── Exercise materials ──

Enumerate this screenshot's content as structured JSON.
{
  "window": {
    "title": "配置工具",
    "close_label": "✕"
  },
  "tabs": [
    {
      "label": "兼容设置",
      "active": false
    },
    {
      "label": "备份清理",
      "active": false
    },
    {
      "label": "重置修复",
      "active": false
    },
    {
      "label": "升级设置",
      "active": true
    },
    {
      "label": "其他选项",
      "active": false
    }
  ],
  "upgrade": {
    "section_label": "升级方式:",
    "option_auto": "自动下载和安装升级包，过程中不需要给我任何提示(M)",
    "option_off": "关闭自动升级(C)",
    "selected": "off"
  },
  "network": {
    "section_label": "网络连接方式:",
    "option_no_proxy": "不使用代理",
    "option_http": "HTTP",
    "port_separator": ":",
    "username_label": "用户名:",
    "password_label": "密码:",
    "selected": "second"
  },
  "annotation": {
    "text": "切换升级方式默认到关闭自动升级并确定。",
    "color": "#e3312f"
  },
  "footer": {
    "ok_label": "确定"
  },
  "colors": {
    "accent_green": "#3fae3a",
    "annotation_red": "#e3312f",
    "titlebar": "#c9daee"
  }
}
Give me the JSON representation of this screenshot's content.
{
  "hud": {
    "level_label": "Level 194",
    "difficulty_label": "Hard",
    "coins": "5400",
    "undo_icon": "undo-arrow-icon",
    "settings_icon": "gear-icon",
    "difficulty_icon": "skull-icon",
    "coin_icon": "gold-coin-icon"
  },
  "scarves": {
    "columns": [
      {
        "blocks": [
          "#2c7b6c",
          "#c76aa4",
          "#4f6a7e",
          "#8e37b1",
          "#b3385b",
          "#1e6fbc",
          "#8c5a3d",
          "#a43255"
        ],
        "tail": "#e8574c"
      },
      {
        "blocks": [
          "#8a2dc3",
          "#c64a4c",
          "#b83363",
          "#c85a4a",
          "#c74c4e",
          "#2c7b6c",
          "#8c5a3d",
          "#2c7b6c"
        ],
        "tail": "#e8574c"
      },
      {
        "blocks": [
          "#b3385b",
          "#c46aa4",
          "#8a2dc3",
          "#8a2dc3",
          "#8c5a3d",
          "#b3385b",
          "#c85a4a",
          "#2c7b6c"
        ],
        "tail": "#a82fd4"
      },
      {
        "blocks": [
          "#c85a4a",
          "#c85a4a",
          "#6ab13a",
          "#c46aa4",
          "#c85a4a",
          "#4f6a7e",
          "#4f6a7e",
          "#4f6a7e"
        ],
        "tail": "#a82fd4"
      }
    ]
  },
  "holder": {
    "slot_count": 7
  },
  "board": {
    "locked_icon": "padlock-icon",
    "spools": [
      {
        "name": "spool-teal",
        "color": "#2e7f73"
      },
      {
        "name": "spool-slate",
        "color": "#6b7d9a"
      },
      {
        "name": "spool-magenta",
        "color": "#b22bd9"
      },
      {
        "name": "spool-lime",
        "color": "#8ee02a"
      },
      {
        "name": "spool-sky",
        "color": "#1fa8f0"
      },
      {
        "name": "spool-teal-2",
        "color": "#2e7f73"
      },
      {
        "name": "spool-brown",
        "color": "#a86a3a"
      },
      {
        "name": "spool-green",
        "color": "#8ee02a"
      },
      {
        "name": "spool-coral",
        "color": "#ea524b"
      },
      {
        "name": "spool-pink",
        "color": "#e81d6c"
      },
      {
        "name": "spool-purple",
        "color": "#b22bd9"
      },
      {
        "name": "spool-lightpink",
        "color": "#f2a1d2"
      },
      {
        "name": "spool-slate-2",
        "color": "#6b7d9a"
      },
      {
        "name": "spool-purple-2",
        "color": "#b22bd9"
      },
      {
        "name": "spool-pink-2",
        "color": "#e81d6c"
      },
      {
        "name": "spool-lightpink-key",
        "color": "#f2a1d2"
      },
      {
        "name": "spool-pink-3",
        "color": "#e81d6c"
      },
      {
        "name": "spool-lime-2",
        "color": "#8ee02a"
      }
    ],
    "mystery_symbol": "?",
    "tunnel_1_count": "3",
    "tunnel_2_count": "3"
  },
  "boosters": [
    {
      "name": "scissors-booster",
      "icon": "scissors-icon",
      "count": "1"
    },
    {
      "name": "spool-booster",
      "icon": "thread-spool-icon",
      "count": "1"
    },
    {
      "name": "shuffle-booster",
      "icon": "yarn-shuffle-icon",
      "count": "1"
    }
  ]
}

───

Extract the complete listing verbatim.

Enumerate this screenshot's content as structured JSON.
{
  "window": {
    "title": "配置工具",
    "close_label": "✕"
  },
  "tabs": [
    {
      "label": "兼容设置",
      "active": false
    },
    {
      "label": "备份清理",
      "active": false
    },
    {
      "label": "重置修复",
      "active": false
    },
    {
      "label": "升级设置",
      "active": true
    },
    {
      "label": "其他选项",
      "active": false
    }
  ],
  "upgrade": {
    "section_label": "升级方式:",
    "option_auto": "自动下载和安装升级包，过程中不需要给我任何提示(M)",
    "option_off": "关闭自动升级(C)",
    "selected": "off"
  },
  "network": {
    "section_label": "网络连接方式:",
    "option_no_proxy": "不使用代理",
    "option_http": "HTTP",
    "port_separator": ":",
    "username_label": "用户名:",
    "password_label": "密码:",
    "selected": "second"
  },
  "annotation": {
    "text": "切换升级方式默认到关闭自动升级并确定。",
    "color": "#e3312f"
  },
  "footer": {
    "ok_label": "确定"
  },
  "colors": {
    "accent_green": "#3fae3a",
    "annotation_red": "#e3312f",
    "titlebar": "#c9daee"
  }
}
Give me the JSON representation of this screenshot's content.
{
  "hud": {
    "level_label": "Level 194",
    "difficulty_label": "Hard",
    "coins": "5400",
    "undo_icon": "undo-arrow-icon",
    "settings_icon": "gear-icon",
    "difficulty_icon": "skull-icon",
    "coin_icon": "gold-coin-icon"
  },
  "scarves": {
    "columns": [
      {
        "blocks": [
          "#2c7b6c",
          "#c76aa4",
          "#4f6a7e",
          "#8e37b1",
          "#b3385b",
          "#1e6fbc",
          "#8c5a3d",
          "#a43255"
        ],
        "tail": "#e8574c"
      },
      {
        "blocks": [
          "#8a2dc3",
          "#c64a4c",
          "#b83363",
          "#c85a4a",
          "#c74c4e",
          "#2c7b6c",
          "#8c5a3d",
          "#2c7b6c"
        ],
        "tail": "#e8574c"
      },
      {
        "blocks": [
          "#b3385b",
          "#c46aa4",
          "#8a2dc3",
          "#8a2dc3",
          "#8c5a3d",
          "#b3385b",
          "#c85a4a",
          "#2c7b6c"
        ],
        "tail": "#a82fd4"
      },
      {
        "blocks": [
          "#c85a4a",
          "#c85a4a",
          "#6ab13a",
          "#c46aa4",
          "#c85a4a",
          "#4f6a7e",
          "#4f6a7e",
          "#4f6a7e"
        ],
        "tail": "#a82fd4"
      }
    ]
  },
  "holder": {
    "slot_count": 7
  },
  "board": {
    "locked_icon": "padlock-icon",
    "spools": [
      {
        "name": "spool-teal",
        "color": "#2e7f73"
      },
      {
        "name": "spool-slate",
        "color": "#6b7d9a"
      },
      {
        "name": "spool-magenta",
        "color": "#b22bd9"
      },
      {
        "name": "spool-lime",
        "color": "#8ee02a"
      },
      {
        "name": "spool-sky",
        "color": "#1fa8f0"
      },
      {
        "name": "spool-teal-2",
        "color": "#2e7f73"
      },
      {
        "name": "spool-brown",
        "color": "#a86a3a"
      },
      {
        "name": "spool-green",
        "color": "#8ee02a"
      },
      {
        "name": "spool-coral",
        "color": "#ea524b"
      },
      {
        "name": "spool-pink",
        "color": "#e81d6c"
      },
      {
        "name": "spool-purple",
        "color": "#b22bd9"
      },
      {
        "name": "spool-lightpink",
        "color": "#f2a1d2"
      },
      {
        "name": "spool-slate-2",
        "color": "#6b7d9a"
      },
      {
        "name": "spool-purple-2",
        "color": "#b22bd9"
      },
      {
        "name": "spool-pink-2",
        "color": "#e81d6c"
      },
      {
        "name": "spool-lightpink-key",
        "color": "#f2a1d2"
      },
      {
        "name": "spool-pink-3",
        "color": "#e81d6c"
      },
      {
        "name": "spool-lime-2",
        "color": "#8ee02a"
      }
    ],
    "mystery_symbol": "?",
    "tunnel_1_count": "3",
    "tunnel_2_count": "3"
  },
  "boosters": [
    {
      "name": "scissors-booster",
      "icon": "scissors-icon",
      "count": "1"
    },
    {
      "name": "spool-booster",
      "icon": "thread-spool-icon",
      "count": "1"
    },
    {
      "name": "shuffle-booster",
      "icon": "yarn-shuffle-icon",
      "count": "1"
    }
  ]
}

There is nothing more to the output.